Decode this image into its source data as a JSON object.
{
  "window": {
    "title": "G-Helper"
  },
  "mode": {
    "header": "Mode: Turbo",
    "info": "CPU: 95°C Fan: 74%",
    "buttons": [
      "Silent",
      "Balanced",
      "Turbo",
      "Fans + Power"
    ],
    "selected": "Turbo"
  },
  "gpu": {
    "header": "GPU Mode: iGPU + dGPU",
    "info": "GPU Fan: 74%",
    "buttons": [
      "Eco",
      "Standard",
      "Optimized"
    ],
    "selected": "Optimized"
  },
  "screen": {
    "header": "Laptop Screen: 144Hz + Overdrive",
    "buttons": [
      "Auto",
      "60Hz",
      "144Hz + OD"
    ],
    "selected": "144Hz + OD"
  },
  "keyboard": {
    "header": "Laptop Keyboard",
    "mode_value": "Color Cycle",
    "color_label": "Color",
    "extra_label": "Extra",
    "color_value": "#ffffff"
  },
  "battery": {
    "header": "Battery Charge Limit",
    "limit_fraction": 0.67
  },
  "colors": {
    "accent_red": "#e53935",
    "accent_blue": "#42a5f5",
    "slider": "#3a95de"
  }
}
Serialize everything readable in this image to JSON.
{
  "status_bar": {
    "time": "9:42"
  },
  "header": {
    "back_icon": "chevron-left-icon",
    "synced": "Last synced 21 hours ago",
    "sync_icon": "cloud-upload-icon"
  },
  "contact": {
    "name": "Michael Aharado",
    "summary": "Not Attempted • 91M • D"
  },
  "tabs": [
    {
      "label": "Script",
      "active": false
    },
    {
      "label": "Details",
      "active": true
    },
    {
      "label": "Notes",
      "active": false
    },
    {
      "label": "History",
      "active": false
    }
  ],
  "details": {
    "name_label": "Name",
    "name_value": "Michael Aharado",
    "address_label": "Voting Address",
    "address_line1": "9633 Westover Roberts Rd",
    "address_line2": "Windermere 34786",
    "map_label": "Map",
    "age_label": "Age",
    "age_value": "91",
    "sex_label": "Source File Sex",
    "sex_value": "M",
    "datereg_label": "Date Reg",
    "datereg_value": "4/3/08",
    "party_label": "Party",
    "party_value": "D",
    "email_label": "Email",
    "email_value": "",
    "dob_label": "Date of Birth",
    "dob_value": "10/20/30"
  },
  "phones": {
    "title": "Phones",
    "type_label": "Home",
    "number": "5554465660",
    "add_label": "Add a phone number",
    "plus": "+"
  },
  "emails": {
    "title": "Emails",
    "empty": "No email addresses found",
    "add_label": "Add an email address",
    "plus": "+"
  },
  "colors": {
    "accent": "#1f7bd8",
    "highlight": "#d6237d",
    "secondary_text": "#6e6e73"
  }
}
★ ★ ★ ★ ★ ★ ★
Your instructions » The listing above should be transcribed in full, exactly as written.

Output »
Decode this image into its source data as a JSON object.
{
  "window": {
    "title": "G-Helper"
  },
  "mode": {
    "header": "Mode: Turbo",
    "info": "CPU: 95°C Fan: 74%",
    "buttons": [
      "Silent",
      "Balanced",
      "Turbo",
      "Fans + Power"
    ],
    "selected": "Turbo"
  },
  "gpu": {
    "header": "GPU Mode: iGPU + dGPU",
    "info": "GPU Fan: 74%",
    "buttons": [
      "Eco",
      "Standard",
      "Optimized"
    ],
    "selected": "Optimized"
  },
  "screen": {
    "header": "Laptop Screen: 144Hz + Overdrive",
    "buttons": [
      "Auto",
      "60Hz",
      "144Hz + OD"
    ],
    "selected": "144Hz + OD"
  },
  "keyboard": {
    "header": "Laptop Keyboard",
    "mode_value": "Color Cycle",
    "color_label": "Color",
    "extra_label": "Extra",
    "color_value": "#ffffff"
  },
  "battery": {
    "header": "Battery Charge Limit",
    "limit_fraction": 0.67
  },
  "colors": {
    "accent_red": "#e53935",
    "accent_blue": "#42a5f5",
    "slider": "#3a95de"
  }
}
Serialize everything readable in this image to JSON.
{
  "status_bar": {
    "time": "9:42"
  },
  "header": {
    "back_icon": "chevron-left-icon",
    "synced": "Last synced 21 hours ago",
    "sync_icon": "cloud-upload-icon"
  },
  "contact": {
    "name": "Michael Aharado",
    "summary": "Not Attempted • 91M • D"
  },
  "tabs": [
    {
      "label": "Script",
      "active": false
    },
    {
      "label": "Details",
      "active": true
    },
    {
      "label": "Notes",
      "active": false
    },
    {
      "label": "History",
      "active": false
    }
  ],
  "details": {
    "name_label": "Name",
    "name_value": "Michael Aharado",
    "address_label": "Voting Address",
    "address_line1": "9633 Westover Roberts Rd",
    "address_line2": "Windermere 34786",
    "map_label": "Map",
    "age_label": "Age",
    "age_value": "91",
    "sex_label": "Source File Sex",
    "sex_value": "M",
    "datereg_label": "Date Reg",
    "datereg_value": "4/3/08",
    "party_label": "Party",
    "party_value": "D",
    "email_label": "Email",
    "email_value": "",
    "dob_label": "Date of Birth",
    "dob_value": "10/20/30"
  },
  "phones": {
    "title": "Phones",
    "type_label": "Home",
    "number": "5554465660",
    "add_label": "Add a phone number",
    "plus": "+"
  },
  "emails": {
    "title": "Emails",
    "empty": "No email addresses found",
    "add_label": "Add an email address",
    "plus": "+"
  },
  "colors": {
    "accent": "#1f7bd8",
    "highlight": "#d6237d",
    "secondary_text": "#6e6e73"
  }
}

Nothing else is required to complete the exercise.